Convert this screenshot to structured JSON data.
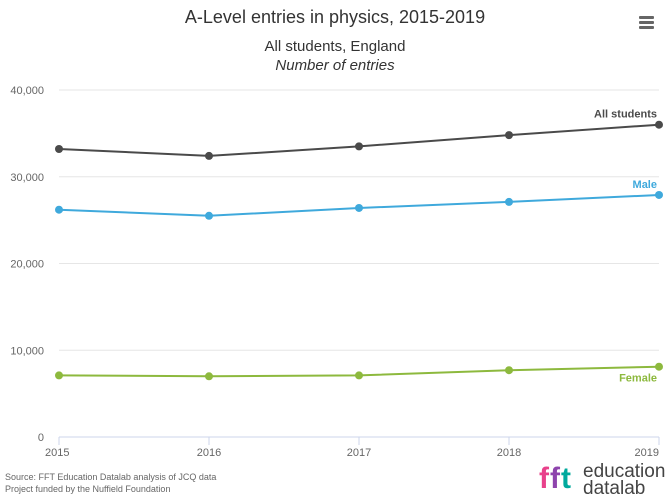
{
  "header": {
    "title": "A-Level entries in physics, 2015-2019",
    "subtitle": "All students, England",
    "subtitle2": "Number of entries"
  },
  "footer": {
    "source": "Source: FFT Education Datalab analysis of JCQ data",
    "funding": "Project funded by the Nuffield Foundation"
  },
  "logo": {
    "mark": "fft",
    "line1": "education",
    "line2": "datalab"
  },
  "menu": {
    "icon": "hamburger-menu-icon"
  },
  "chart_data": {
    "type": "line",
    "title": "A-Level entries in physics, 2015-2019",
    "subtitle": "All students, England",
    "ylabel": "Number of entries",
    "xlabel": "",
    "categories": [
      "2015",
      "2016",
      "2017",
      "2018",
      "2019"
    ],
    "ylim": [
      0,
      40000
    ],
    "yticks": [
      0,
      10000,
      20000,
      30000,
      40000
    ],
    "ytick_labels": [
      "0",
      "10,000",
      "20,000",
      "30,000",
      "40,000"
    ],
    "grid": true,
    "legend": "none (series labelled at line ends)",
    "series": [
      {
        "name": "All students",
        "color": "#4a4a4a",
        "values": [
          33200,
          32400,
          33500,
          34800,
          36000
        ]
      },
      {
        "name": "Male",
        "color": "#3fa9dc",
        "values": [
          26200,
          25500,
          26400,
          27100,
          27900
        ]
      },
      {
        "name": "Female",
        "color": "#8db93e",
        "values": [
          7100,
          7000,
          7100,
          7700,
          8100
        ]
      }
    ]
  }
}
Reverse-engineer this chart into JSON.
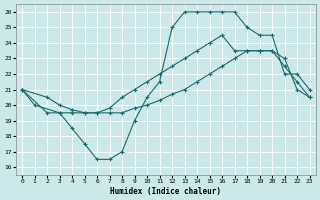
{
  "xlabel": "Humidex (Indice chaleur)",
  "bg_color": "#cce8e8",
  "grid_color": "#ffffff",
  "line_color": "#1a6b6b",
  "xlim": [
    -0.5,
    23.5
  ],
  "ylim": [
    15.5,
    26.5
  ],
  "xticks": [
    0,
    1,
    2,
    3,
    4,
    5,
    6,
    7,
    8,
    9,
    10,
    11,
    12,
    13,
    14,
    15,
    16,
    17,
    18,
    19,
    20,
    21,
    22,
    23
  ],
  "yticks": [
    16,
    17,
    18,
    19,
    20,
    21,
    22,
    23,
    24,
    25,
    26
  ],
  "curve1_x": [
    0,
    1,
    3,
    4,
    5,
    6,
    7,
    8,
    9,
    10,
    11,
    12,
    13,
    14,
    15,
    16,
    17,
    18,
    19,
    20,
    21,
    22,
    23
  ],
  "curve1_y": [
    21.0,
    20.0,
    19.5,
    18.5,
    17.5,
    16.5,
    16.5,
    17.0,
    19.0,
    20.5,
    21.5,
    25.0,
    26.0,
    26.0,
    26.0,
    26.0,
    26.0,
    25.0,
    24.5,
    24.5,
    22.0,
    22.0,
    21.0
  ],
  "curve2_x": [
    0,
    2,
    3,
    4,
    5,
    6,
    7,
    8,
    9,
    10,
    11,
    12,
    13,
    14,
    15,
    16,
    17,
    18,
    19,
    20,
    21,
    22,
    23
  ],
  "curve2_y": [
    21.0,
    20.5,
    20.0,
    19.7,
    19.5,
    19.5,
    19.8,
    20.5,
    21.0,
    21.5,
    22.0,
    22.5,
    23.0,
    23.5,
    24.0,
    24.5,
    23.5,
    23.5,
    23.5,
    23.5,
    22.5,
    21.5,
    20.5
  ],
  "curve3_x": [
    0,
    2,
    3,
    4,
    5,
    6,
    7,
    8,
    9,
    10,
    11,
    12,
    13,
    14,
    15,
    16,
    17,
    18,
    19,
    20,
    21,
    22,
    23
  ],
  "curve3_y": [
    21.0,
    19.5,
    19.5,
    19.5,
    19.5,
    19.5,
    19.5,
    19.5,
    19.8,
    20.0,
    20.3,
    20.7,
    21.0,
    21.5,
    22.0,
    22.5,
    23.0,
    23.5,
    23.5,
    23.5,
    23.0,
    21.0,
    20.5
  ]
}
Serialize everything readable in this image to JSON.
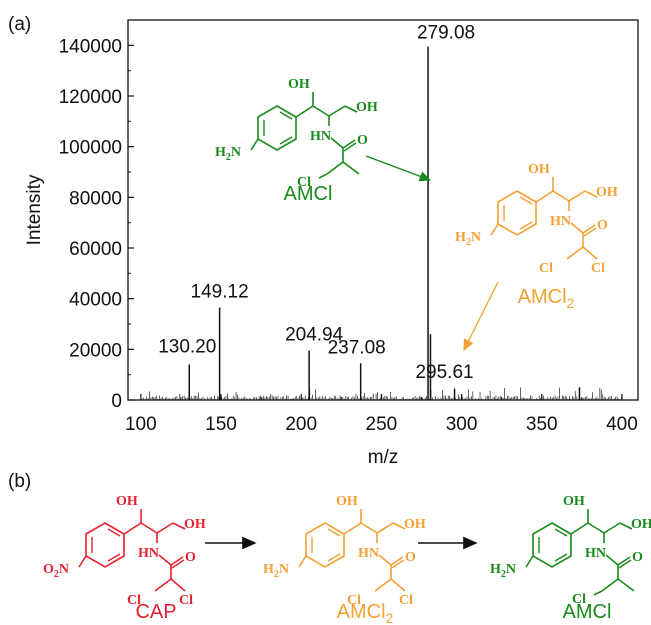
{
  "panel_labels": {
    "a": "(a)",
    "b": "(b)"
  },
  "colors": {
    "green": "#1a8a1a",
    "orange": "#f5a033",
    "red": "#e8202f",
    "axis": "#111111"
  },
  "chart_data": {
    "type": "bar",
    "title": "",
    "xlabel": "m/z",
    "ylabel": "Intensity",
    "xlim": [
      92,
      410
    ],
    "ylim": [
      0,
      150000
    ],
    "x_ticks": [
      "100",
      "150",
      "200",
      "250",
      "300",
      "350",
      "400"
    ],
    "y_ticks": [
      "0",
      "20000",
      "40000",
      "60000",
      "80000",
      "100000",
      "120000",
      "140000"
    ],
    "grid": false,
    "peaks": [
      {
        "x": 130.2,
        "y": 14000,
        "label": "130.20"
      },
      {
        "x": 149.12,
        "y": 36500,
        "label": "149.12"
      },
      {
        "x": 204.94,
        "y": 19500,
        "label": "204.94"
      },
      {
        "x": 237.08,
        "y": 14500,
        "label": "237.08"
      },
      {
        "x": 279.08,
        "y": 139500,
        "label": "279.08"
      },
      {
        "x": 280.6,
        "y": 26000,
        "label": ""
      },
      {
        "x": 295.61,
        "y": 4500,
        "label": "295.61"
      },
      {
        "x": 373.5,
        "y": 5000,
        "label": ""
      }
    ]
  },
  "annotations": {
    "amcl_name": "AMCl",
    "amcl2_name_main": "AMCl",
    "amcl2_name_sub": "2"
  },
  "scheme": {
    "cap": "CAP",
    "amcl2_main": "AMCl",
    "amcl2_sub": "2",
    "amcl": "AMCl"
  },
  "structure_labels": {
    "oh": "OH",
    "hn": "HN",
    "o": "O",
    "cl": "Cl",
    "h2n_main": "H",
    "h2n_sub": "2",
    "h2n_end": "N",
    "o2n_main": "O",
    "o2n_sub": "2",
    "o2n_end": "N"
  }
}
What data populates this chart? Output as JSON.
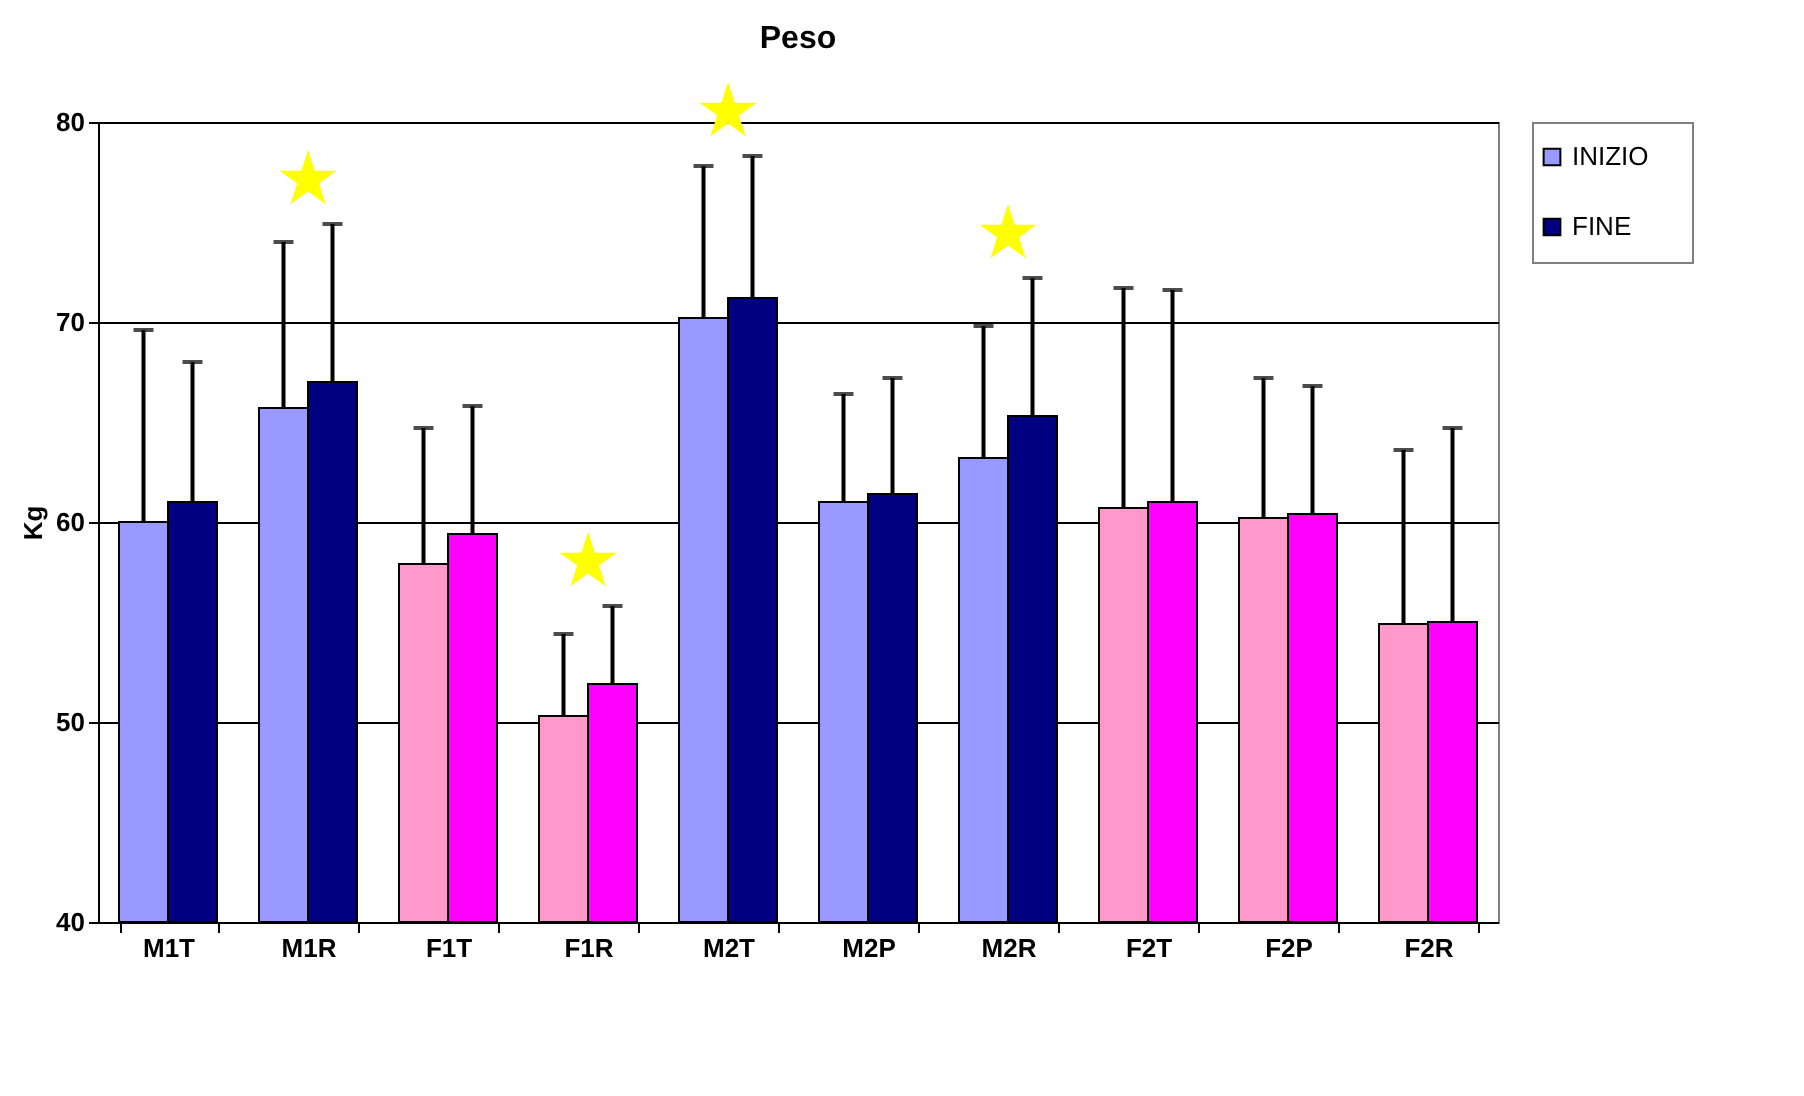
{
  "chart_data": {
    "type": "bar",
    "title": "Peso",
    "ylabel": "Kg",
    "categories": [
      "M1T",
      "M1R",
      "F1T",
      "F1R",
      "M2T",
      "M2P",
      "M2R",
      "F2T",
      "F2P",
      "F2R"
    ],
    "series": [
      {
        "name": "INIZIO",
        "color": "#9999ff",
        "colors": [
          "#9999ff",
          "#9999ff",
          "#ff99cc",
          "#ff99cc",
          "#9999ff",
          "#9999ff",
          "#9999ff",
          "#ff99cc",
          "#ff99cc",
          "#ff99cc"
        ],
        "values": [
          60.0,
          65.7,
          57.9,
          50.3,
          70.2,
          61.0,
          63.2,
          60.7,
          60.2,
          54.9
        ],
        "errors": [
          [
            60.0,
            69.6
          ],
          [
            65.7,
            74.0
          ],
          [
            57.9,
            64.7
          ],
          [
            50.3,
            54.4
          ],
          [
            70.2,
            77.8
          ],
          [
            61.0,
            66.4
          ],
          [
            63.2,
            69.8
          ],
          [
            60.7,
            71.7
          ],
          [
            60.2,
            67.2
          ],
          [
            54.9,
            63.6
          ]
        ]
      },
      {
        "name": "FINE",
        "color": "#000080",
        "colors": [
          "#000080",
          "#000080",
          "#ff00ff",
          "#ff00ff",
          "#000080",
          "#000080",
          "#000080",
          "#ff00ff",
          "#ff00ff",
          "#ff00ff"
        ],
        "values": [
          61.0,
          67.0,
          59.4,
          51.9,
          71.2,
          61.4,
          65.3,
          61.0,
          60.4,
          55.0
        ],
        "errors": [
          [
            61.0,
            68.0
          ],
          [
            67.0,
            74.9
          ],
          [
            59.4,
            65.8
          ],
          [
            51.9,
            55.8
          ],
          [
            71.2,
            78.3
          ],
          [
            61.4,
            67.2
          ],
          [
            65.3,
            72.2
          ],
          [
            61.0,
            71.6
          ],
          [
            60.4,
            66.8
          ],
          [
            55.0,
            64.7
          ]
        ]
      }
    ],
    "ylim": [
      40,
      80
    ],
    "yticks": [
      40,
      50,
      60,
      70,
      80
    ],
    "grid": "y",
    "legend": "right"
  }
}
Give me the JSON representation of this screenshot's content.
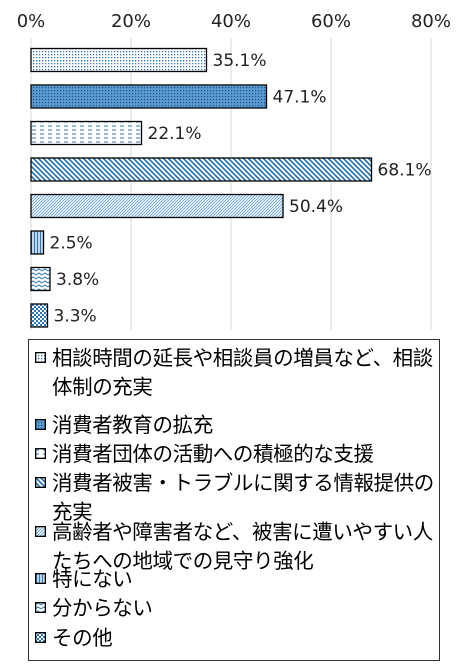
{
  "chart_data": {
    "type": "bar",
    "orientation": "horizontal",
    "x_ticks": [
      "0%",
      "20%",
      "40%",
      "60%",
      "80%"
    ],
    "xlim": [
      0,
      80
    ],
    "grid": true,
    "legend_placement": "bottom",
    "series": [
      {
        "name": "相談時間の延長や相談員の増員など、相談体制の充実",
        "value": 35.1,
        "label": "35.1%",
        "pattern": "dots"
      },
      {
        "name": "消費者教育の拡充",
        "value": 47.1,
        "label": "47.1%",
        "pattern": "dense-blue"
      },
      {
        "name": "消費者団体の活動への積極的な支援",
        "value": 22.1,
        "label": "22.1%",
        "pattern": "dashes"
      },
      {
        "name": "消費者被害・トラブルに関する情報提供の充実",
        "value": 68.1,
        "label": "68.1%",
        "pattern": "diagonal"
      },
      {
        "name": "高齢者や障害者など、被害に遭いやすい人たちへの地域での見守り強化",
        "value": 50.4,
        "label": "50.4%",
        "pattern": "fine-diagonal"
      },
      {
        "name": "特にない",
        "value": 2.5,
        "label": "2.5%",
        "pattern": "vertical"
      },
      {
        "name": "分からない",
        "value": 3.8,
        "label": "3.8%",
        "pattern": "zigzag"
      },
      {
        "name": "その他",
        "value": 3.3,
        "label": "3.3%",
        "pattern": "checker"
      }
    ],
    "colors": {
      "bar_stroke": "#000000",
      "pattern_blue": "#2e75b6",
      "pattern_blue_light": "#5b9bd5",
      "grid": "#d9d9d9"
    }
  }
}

EXERCISE PROMPT: Using the listing above, say how many of its lines contain the string "xlabel", giving nothing but the figure.

CORRECT OUTPUT: 3